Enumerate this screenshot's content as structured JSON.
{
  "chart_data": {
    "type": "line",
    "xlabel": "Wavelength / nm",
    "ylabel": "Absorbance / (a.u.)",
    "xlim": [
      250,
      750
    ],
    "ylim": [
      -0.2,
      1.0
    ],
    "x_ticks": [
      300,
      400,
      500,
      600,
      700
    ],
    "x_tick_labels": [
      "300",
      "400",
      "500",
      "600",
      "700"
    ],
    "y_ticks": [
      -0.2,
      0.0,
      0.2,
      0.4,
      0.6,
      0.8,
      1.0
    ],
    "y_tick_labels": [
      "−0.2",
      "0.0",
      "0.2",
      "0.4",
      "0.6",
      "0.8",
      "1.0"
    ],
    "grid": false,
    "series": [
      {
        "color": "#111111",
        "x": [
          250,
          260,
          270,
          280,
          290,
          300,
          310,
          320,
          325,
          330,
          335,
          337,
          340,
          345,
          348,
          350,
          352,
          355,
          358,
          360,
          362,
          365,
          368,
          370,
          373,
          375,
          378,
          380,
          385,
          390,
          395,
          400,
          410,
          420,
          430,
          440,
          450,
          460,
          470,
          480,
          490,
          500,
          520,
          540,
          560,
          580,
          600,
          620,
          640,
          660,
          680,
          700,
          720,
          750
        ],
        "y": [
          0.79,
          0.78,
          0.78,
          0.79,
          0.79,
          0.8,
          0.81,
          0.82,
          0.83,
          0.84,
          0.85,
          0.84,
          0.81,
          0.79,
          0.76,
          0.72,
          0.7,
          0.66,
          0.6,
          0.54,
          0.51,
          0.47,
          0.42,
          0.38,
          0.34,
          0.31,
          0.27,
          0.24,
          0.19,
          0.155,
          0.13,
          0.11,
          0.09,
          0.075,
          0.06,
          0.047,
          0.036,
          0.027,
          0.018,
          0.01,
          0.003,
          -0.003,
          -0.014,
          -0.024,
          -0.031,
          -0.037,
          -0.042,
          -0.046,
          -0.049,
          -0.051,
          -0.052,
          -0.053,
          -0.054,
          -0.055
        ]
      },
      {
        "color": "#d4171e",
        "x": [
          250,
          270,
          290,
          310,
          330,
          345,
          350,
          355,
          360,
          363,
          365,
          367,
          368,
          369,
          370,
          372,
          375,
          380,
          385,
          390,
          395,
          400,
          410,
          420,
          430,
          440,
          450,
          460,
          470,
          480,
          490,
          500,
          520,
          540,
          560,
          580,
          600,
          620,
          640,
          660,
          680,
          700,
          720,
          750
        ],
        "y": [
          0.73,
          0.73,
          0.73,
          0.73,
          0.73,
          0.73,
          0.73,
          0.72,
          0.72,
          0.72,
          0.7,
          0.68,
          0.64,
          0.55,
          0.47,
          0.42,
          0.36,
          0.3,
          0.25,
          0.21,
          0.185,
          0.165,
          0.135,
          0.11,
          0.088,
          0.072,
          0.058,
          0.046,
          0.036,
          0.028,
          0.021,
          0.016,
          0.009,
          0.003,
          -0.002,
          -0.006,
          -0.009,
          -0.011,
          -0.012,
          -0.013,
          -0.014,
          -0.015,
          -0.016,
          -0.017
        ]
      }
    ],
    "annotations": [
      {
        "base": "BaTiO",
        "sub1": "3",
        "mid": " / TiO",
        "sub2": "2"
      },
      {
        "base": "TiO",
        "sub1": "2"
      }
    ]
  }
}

_ _ _ _

◆ Exercise instructions
Go through the records above and set each one down exactly, please.

◆ Problem solution
Enumerate this screenshot's content as structured JSON.
{
  "chart_data": {
    "type": "line",
    "xlabel": "Wavelength / nm",
    "ylabel": "Absorbance / (a.u.)",
    "xlim": [
      250,
      750
    ],
    "ylim": [
      -0.2,
      1.0
    ],
    "x_ticks": [
      300,
      400,
      500,
      600,
      700
    ],
    "x_tick_labels": [
      "300",
      "400",
      "500",
      "600",
      "700"
    ],
    "y_ticks": [
      -0.2,
      0.0,
      0.2,
      0.4,
      0.6,
      0.8,
      1.0
    ],
    "y_tick_labels": [
      "−0.2",
      "0.0",
      "0.2",
      "0.4",
      "0.6",
      "0.8",
      "1.0"
    ],
    "grid": false,
    "series": [
      {
        "color": "#111111",
        "x": [
          250,
          260,
          270,
          280,
          290,
          300,
          310,
          320,
          325,
          330,
          335,
          337,
          340,
          345,
          348,
          350,
          352,
          355,
          358,
          360,
          362,
          365,
          368,
          370,
          373,
          375,
          378,
          380,
          385,
          390,
          395,
          400,
          410,
          420,
          430,
          440,
          450,
          460,
          470,
          480,
          490,
          500,
          520,
          540,
          560,
          580,
          600,
          620,
          640,
          660,
          680,
          700,
          720,
          750
        ],
        "y": [
          0.79,
          0.78,
          0.78,
          0.79,
          0.79,
          0.8,
          0.81,
          0.82,
          0.83,
          0.84,
          0.85,
          0.84,
          0.81,
          0.79,
          0.76,
          0.72,
          0.7,
          0.66,
          0.6,
          0.54,
          0.51,
          0.47,
          0.42,
          0.38,
          0.34,
          0.31,
          0.27,
          0.24,
          0.19,
          0.155,
          0.13,
          0.11,
          0.09,
          0.075,
          0.06,
          0.047,
          0.036,
          0.027,
          0.018,
          0.01,
          0.003,
          -0.003,
          -0.014,
          -0.024,
          -0.031,
          -0.037,
          -0.042,
          -0.046,
          -0.049,
          -0.051,
          -0.052,
          -0.053,
          -0.054,
          -0.055
        ]
      },
      {
        "color": "#d4171e",
        "x": [
          250,
          270,
          290,
          310,
          330,
          345,
          350,
          355,
          360,
          363,
          365,
          367,
          368,
          369,
          370,
          372,
          375,
          380,
          385,
          390,
          395,
          400,
          410,
          420,
          430,
          440,
          450,
          460,
          470,
          480,
          490,
          500,
          520,
          540,
          560,
          580,
          600,
          620,
          640,
          660,
          680,
          700,
          720,
          750
        ],
        "y": [
          0.73,
          0.73,
          0.73,
          0.73,
          0.73,
          0.73,
          0.73,
          0.72,
          0.72,
          0.72,
          0.7,
          0.68,
          0.64,
          0.55,
          0.47,
          0.42,
          0.36,
          0.3,
          0.25,
          0.21,
          0.185,
          0.165,
          0.135,
          0.11,
          0.088,
          0.072,
          0.058,
          0.046,
          0.036,
          0.028,
          0.021,
          0.016,
          0.009,
          0.003,
          -0.002,
          -0.006,
          -0.009,
          -0.011,
          -0.012,
          -0.013,
          -0.014,
          -0.015,
          -0.016,
          -0.017
        ]
      }
    ],
    "annotations": [
      {
        "base": "BaTiO",
        "sub1": "3",
        "mid": " / TiO",
        "sub2": "2"
      },
      {
        "base": "TiO",
        "sub1": "2"
      }
    ]
  }
}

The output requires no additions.